→ EXERCISE INSTRUCTIONS
Return the records, each one exactly as written.

→ SUPPLIED RECORDS
"""
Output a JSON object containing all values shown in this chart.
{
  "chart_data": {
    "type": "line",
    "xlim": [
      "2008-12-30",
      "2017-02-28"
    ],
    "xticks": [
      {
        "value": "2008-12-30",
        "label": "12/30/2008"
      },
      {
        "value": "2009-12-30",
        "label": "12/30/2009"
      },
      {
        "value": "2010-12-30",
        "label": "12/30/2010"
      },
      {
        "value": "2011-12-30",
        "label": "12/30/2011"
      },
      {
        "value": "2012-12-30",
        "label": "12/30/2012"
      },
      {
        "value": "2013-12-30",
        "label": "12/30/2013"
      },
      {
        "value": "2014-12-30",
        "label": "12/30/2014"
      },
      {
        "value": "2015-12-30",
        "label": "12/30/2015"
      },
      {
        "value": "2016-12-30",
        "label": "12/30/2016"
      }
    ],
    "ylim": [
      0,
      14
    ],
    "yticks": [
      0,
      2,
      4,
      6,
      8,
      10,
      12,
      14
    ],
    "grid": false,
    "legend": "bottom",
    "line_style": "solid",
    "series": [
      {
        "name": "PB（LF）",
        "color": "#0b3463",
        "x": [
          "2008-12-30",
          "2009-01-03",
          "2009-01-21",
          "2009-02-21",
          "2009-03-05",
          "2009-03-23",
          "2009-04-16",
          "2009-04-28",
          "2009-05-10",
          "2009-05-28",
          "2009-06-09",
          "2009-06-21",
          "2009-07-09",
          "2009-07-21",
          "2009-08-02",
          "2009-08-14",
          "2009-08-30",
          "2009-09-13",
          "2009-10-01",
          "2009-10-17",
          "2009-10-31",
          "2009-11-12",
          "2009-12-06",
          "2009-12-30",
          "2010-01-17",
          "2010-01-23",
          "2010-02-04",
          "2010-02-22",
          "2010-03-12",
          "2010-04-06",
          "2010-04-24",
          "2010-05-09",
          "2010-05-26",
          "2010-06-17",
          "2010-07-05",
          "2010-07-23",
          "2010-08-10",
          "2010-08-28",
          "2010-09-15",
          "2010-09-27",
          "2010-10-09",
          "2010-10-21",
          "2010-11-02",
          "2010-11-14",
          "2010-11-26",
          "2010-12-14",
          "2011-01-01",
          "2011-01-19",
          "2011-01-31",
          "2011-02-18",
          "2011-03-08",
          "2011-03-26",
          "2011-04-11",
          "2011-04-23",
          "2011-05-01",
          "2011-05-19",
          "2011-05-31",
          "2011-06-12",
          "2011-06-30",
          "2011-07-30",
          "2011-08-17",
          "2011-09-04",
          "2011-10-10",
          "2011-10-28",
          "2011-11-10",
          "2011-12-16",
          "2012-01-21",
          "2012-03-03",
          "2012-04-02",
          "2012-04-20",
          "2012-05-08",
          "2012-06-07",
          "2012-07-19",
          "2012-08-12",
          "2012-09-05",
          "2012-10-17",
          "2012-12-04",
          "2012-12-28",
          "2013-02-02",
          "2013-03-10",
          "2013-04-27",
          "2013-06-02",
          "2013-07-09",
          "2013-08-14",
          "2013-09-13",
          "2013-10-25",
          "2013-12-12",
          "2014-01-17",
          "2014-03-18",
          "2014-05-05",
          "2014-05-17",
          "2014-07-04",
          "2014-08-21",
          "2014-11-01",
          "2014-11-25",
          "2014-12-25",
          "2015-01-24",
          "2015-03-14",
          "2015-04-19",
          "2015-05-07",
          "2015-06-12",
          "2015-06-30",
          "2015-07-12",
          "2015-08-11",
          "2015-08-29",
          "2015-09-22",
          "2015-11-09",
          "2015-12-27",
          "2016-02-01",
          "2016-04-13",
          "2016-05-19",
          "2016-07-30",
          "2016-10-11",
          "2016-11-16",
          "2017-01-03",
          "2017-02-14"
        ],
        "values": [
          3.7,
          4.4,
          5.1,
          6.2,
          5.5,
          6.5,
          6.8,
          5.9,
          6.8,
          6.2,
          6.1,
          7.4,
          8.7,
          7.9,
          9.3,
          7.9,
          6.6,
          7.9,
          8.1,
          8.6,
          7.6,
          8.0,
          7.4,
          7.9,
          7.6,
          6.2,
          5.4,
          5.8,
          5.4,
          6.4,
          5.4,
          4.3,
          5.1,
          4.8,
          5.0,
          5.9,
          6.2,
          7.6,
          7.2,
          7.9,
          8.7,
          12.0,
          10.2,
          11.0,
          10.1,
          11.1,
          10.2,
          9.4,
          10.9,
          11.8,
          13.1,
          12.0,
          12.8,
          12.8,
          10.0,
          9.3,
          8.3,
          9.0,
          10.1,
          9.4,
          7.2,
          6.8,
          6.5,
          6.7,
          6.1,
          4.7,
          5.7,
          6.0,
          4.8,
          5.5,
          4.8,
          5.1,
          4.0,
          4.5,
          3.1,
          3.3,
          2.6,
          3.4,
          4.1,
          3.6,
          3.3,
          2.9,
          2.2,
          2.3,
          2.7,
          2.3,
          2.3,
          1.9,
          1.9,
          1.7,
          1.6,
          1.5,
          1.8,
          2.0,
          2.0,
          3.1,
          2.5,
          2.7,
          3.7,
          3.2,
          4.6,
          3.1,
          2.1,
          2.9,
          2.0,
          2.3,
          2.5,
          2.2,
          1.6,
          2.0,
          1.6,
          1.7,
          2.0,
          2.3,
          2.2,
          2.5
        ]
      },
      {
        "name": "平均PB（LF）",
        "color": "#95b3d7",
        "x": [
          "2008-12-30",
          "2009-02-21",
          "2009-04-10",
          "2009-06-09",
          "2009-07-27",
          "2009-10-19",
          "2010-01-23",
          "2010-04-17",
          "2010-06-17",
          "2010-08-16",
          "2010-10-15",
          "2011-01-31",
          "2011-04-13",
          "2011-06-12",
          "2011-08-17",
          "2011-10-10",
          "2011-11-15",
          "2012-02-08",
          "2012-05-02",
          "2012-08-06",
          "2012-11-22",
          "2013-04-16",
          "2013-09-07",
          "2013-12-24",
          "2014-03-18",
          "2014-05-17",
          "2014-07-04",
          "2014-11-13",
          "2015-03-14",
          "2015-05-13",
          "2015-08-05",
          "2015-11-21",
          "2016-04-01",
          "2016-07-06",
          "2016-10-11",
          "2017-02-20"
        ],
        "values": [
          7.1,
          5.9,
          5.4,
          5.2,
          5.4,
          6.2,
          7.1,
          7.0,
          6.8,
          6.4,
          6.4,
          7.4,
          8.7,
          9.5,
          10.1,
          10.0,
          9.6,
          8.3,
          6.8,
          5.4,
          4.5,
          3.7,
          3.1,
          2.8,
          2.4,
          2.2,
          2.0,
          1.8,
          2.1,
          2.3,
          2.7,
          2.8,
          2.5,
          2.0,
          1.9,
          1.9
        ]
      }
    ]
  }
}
"""
→ FULL ANSWER
Output a JSON object containing all values shown in this chart.
{
  "chart_data": {
    "type": "line",
    "xlim": [
      "2008-12-30",
      "2017-02-28"
    ],
    "xticks": [
      {
        "value": "2008-12-30",
        "label": "12/30/2008"
      },
      {
        "value": "2009-12-30",
        "label": "12/30/2009"
      },
      {
        "value": "2010-12-30",
        "label": "12/30/2010"
      },
      {
        "value": "2011-12-30",
        "label": "12/30/2011"
      },
      {
        "value": "2012-12-30",
        "label": "12/30/2012"
      },
      {
        "value": "2013-12-30",
        "label": "12/30/2013"
      },
      {
        "value": "2014-12-30",
        "label": "12/30/2014"
      },
      {
        "value": "2015-12-30",
        "label": "12/30/2015"
      },
      {
        "value": "2016-12-30",
        "label": "12/30/2016"
      }
    ],
    "ylim": [
      0,
      14
    ],
    "yticks": [
      0,
      2,
      4,
      6,
      8,
      10,
      12,
      14
    ],
    "grid": false,
    "legend": "bottom",
    "line_style": "solid",
    "series": [
      {
        "name": "PB（LF）",
        "color": "#0b3463",
        "x": [
          "2008-12-30",
          "2009-01-03",
          "2009-01-21",
          "2009-02-21",
          "2009-03-05",
          "2009-03-23",
          "2009-04-16",
          "2009-04-28",
          "2009-05-10",
          "2009-05-28",
          "2009-06-09",
          "2009-06-21",
          "2009-07-09",
          "2009-07-21",
          "2009-08-02",
          "2009-08-14",
          "2009-08-30",
          "2009-09-13",
          "2009-10-01",
          "2009-10-17",
          "2009-10-31",
          "2009-11-12",
          "2009-12-06",
          "2009-12-30",
          "2010-01-17",
          "2010-01-23",
          "2010-02-04",
          "2010-02-22",
          "2010-03-12",
          "2010-04-06",
          "2010-04-24",
          "2010-05-09",
          "2010-05-26",
          "2010-06-17",
          "2010-07-05",
          "2010-07-23",
          "2010-08-10",
          "2010-08-28",
          "2010-09-15",
          "2010-09-27",
          "2010-10-09",
          "2010-10-21",
          "2010-11-02",
          "2010-11-14",
          "2010-11-26",
          "2010-12-14",
          "2011-01-01",
          "2011-01-19",
          "2011-01-31",
          "2011-02-18",
          "2011-03-08",
          "2011-03-26",
          "2011-04-11",
          "2011-04-23",
          "2011-05-01",
          "2011-05-19",
          "2011-05-31",
          "2011-06-12",
          "2011-06-30",
          "2011-07-30",
          "2011-08-17",
          "2011-09-04",
          "2011-10-10",
          "2011-10-28",
          "2011-11-10",
          "2011-12-16",
          "2012-01-21",
          "2012-03-03",
          "2012-04-02",
          "2012-04-20",
          "2012-05-08",
          "2012-06-07",
          "2012-07-19",
          "2012-08-12",
          "2012-09-05",
          "2012-10-17",
          "2012-12-04",
          "2012-12-28",
          "2013-02-02",
          "2013-03-10",
          "2013-04-27",
          "2013-06-02",
          "2013-07-09",
          "2013-08-14",
          "2013-09-13",
          "2013-10-25",
          "2013-12-12",
          "2014-01-17",
          "2014-03-18",
          "2014-05-05",
          "2014-05-17",
          "2014-07-04",
          "2014-08-21",
          "2014-11-01",
          "2014-11-25",
          "2014-12-25",
          "2015-01-24",
          "2015-03-14",
          "2015-04-19",
          "2015-05-07",
          "2015-06-12",
          "2015-06-30",
          "2015-07-12",
          "2015-08-11",
          "2015-08-29",
          "2015-09-22",
          "2015-11-09",
          "2015-12-27",
          "2016-02-01",
          "2016-04-13",
          "2016-05-19",
          "2016-07-30",
          "2016-10-11",
          "2016-11-16",
          "2017-01-03",
          "2017-02-14"
        ],
        "values": [
          3.7,
          4.4,
          5.1,
          6.2,
          5.5,
          6.5,
          6.8,
          5.9,
          6.8,
          6.2,
          6.1,
          7.4,
          8.7,
          7.9,
          9.3,
          7.9,
          6.6,
          7.9,
          8.1,
          8.6,
          7.6,
          8.0,
          7.4,
          7.9,
          7.6,
          6.2,
          5.4,
          5.8,
          5.4,
          6.4,
          5.4,
          4.3,
          5.1,
          4.8,
          5.0,
          5.9,
          6.2,
          7.6,
          7.2,
          7.9,
          8.7,
          12.0,
          10.2,
          11.0,
          10.1,
          11.1,
          10.2,
          9.4,
          10.9,
          11.8,
          13.1,
          12.0,
          12.8,
          12.8,
          10.0,
          9.3,
          8.3,
          9.0,
          10.1,
          9.4,
          7.2,
          6.8,
          6.5,
          6.7,
          6.1,
          4.7,
          5.7,
          6.0,
          4.8,
          5.5,
          4.8,
          5.1,
          4.0,
          4.5,
          3.1,
          3.3,
          2.6,
          3.4,
          4.1,
          3.6,
          3.3,
          2.9,
          2.2,
          2.3,
          2.7,
          2.3,
          2.3,
          1.9,
          1.9,
          1.7,
          1.6,
          1.5,
          1.8,
          2.0,
          2.0,
          3.1,
          2.5,
          2.7,
          3.7,
          3.2,
          4.6,
          3.1,
          2.1,
          2.9,
          2.0,
          2.3,
          2.5,
          2.2,
          1.6,
          2.0,
          1.6,
          1.7,
          2.0,
          2.3,
          2.2,
          2.5
        ]
      },
      {
        "name": "平均PB（LF）",
        "color": "#95b3d7",
        "x": [
          "2008-12-30",
          "2009-02-21",
          "2009-04-10",
          "2009-06-09",
          "2009-07-27",
          "2009-10-19",
          "2010-01-23",
          "2010-04-17",
          "2010-06-17",
          "2010-08-16",
          "2010-10-15",
          "2011-01-31",
          "2011-04-13",
          "2011-06-12",
          "2011-08-17",
          "2011-10-10",
          "2011-11-15",
          "2012-02-08",
          "2012-05-02",
          "2012-08-06",
          "2012-11-22",
          "2013-04-16",
          "2013-09-07",
          "2013-12-24",
          "2014-03-18",
          "2014-05-17",
          "2014-07-04",
          "2014-11-13",
          "2015-03-14",
          "2015-05-13",
          "2015-08-05",
          "2015-11-21",
          "2016-04-01",
          "2016-07-06",
          "2016-10-11",
          "2017-02-20"
        ],
        "values": [
          7.1,
          5.9,
          5.4,
          5.2,
          5.4,
          6.2,
          7.1,
          7.0,
          6.8,
          6.4,
          6.4,
          7.4,
          8.7,
          9.5,
          10.1,
          10.0,
          9.6,
          8.3,
          6.8,
          5.4,
          4.5,
          3.7,
          3.1,
          2.8,
          2.4,
          2.2,
          2.0,
          1.8,
          2.1,
          2.3,
          2.7,
          2.8,
          2.5,
          2.0,
          1.9,
          1.9
        ]
      }
    ]
  }
}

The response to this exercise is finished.